__The exercise__.
Format the lines from the first one down to the line containing "word-item: high (71, 463, 117, 487)", both included, as a JSON list of strings, one string per line, leaving out any blank lines.

════

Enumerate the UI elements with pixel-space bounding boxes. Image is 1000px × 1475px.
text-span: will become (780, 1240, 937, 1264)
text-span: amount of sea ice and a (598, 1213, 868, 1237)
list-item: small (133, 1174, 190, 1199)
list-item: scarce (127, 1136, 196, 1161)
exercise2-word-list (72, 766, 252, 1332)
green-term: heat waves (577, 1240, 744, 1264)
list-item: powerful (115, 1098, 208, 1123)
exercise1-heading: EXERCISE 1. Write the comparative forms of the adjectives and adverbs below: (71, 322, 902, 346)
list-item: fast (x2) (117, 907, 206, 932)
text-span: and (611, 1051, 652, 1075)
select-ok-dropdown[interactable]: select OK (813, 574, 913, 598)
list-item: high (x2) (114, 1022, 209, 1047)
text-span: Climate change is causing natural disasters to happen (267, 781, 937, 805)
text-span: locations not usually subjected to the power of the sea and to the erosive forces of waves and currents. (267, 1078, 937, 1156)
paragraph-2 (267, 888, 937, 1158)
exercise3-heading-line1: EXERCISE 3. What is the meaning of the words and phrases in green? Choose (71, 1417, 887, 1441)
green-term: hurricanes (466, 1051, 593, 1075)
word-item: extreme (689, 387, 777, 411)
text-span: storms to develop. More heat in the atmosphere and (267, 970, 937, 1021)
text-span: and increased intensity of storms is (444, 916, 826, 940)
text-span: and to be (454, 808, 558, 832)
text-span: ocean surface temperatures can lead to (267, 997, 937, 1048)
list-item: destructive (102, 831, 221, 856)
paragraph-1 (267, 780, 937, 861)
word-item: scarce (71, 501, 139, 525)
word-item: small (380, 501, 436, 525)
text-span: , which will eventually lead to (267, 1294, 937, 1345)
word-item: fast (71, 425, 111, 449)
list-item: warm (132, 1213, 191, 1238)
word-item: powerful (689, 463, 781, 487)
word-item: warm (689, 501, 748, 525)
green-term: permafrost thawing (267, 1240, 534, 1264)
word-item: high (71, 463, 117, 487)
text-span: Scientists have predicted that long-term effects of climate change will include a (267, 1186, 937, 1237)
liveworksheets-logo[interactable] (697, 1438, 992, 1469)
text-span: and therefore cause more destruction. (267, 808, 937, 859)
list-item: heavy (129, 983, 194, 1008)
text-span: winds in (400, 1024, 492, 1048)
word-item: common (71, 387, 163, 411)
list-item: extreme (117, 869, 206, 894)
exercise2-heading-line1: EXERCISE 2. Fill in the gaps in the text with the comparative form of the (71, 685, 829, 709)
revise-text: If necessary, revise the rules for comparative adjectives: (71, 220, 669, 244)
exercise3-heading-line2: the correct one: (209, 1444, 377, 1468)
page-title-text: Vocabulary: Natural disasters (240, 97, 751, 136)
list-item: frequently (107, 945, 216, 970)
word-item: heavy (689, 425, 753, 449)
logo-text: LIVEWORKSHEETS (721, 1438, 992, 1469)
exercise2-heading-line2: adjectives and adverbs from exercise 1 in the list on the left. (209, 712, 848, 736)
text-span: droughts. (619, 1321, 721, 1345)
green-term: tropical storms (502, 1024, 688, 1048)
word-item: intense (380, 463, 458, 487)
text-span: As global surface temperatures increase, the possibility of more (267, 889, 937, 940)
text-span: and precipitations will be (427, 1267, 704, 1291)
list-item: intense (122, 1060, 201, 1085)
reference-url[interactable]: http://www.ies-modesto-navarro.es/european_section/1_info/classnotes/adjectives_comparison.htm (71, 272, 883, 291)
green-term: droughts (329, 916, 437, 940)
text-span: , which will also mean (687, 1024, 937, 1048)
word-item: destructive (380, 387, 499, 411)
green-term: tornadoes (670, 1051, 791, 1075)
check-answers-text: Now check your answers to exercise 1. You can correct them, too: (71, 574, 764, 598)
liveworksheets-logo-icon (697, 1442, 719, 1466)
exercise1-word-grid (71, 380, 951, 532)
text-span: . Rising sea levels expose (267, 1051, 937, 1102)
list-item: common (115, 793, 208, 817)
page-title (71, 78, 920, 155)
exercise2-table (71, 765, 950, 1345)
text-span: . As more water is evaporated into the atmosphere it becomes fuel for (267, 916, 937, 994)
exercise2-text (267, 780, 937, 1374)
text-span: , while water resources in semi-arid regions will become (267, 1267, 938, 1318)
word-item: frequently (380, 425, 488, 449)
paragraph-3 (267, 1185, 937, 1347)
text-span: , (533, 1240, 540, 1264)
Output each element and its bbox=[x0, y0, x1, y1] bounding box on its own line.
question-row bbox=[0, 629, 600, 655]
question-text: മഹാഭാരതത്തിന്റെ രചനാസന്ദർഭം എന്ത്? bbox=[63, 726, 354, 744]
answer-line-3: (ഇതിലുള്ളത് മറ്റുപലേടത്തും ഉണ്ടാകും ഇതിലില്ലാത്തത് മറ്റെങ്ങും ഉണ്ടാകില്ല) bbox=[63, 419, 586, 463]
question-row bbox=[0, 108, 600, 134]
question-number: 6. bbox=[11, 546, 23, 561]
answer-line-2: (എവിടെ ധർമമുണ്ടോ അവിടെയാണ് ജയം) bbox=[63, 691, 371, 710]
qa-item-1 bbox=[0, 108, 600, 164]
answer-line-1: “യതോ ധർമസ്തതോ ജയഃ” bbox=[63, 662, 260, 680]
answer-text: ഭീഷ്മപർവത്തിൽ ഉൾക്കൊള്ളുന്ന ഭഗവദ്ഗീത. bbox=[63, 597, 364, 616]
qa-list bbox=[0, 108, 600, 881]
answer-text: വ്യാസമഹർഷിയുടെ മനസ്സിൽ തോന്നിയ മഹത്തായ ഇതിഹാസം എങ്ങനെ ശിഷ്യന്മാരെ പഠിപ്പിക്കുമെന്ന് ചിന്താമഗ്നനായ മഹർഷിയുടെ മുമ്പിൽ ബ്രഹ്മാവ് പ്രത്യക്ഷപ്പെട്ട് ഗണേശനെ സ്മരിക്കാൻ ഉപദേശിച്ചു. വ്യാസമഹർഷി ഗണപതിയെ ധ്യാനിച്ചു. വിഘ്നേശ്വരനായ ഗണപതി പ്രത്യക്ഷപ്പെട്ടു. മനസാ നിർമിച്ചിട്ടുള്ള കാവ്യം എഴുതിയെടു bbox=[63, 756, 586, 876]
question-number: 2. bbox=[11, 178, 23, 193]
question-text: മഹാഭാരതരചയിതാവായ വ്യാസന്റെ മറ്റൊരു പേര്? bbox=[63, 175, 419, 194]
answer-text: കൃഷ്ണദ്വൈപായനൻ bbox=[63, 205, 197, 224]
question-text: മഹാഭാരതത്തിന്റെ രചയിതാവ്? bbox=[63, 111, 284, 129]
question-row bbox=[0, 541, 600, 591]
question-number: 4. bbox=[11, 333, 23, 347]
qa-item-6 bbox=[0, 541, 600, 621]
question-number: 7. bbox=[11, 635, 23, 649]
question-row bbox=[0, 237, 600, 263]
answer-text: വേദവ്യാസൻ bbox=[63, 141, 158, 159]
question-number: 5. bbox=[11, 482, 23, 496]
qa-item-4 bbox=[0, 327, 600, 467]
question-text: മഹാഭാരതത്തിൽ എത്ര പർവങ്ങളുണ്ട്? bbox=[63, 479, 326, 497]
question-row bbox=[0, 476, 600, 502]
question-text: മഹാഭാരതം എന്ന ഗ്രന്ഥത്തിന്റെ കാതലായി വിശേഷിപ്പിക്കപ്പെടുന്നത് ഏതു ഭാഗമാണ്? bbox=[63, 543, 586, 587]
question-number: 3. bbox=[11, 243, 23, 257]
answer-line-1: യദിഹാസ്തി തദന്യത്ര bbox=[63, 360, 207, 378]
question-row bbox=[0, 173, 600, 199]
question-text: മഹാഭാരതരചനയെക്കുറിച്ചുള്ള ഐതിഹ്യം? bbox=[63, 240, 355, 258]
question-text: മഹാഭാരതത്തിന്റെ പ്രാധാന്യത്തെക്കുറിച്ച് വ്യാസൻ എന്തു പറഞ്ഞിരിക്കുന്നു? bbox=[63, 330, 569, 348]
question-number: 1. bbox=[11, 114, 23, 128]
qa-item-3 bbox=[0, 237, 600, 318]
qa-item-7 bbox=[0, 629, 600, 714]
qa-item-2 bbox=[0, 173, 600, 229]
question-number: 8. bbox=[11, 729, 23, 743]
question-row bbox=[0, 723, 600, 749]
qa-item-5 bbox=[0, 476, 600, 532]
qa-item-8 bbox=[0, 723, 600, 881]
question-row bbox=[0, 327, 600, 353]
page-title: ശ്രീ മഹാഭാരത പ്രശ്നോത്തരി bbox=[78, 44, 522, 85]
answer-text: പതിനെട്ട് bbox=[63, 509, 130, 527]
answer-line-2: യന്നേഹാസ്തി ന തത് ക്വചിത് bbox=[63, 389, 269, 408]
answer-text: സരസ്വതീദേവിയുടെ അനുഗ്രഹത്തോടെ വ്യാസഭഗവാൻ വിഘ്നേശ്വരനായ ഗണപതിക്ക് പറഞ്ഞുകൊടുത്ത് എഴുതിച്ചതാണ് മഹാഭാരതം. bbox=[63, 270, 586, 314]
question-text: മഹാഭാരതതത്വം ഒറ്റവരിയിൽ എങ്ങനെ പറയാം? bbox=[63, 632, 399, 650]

════

__Correct output__.
[
  "Enumerate the UI elements with pixel-space bounding boxes. Image is 1000px × 1475px.",
  "text-span: will become (780, 1240, 937, 1264)",
  "text-span: amount of sea ice and a (598, 1213, 868, 1237)",
  "list-item: small (133, 1174, 190, 1199)",
  "list-item: scarce (127, 1136, 196, 1161)",
  "exercise2-word-list (72, 766, 252, 1332)",
  "green-term: heat waves (577, 1240, 744, 1264)",
  "list-item: powerful (115, 1098, 208, 1123)",
  "exercise1-heading: EXERCISE 1. Write the comparative forms of the adjectives and adverbs below: (71, 322, 902, 346)",
  "list-item: fast (x2) (117, 907, 206, 932)",
  "text-span: and (611, 1051, 652, 1075)",
  "select-ok-dropdown[interactable]: select OK (813, 574, 913, 598)",
  "list-item: high (x2) (114, 1022, 209, 1047)",
  "text-span: Climate change is causing natural disasters to happen (267, 781, 937, 805)",
  "text-span: locations not usually subjected to the power of the sea and to the erosive forces of waves and currents. (267, 1078, 937, 1156)",
  "paragraph-2 (267, 888, 937, 1158)",
  "exercise3-heading-line1: EXERCISE 3. What is the meaning of the words and phrases in green? Choose (71, 1417, 887, 1441)",
  "green-term: hurricanes (466, 1051, 593, 1075)",
  "word-item: extreme (689, 387, 777, 411)",
  "text-span: storms to develop. More heat in the atmosphere and (267, 970, 937, 1021)",
  "text-span: and increased intensity of storms is (444, 916, 826, 940)",
  "text-span: and to be (454, 808, 558, 832)",
  "text-span: ocean surface temperatures can lead to (267, 997, 937, 1048)",
  "list-item: destructive (102, 831, 221, 856)",
  "paragraph-1 (267, 780, 937, 861)",
  "word-item: scarce (71, 501, 139, 525)",
  "word-item: small (380, 501, 436, 525)",
  "text-span: , which will eventually lead to (267, 1294, 937, 1345)",
  "word-item: fast (71, 425, 111, 449)",
  "list-item: warm (132, 1213, 191, 1238)",
  "word-item: powerful (689, 463, 781, 487)",
  "word-item: warm (689, 501, 748, 525)",
  "green-term: permafrost thawing (267, 1240, 534, 1264)",
  "word-item: high (71, 463, 117, 487)"
]